(Dataset rows)
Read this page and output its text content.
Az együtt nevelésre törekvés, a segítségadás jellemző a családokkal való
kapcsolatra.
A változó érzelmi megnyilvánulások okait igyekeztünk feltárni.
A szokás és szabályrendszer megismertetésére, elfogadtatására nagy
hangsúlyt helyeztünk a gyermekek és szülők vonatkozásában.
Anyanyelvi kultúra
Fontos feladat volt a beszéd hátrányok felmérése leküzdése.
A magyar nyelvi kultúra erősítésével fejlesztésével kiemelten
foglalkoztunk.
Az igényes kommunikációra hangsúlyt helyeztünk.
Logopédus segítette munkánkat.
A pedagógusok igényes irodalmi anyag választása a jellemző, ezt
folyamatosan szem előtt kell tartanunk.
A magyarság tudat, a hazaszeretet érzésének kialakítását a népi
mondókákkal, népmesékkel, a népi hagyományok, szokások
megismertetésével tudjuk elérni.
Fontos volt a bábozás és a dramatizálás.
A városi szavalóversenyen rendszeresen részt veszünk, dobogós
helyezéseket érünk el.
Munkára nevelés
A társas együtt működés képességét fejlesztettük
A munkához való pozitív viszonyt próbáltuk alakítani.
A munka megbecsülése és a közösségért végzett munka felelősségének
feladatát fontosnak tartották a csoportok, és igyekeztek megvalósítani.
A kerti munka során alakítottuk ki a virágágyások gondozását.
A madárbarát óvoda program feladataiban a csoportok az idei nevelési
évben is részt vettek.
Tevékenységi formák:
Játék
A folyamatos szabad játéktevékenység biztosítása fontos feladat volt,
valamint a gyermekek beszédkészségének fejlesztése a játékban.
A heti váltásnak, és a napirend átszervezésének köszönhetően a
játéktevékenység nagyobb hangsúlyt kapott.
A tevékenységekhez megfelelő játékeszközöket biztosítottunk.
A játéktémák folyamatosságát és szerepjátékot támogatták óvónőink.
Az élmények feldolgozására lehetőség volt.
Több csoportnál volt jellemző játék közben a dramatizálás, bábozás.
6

» **TASK REQUIREMENTS**:
Give the count of lines in the records that contain "munka", and no other text.

» **RESULT FOR THIS EXERCISE**:
2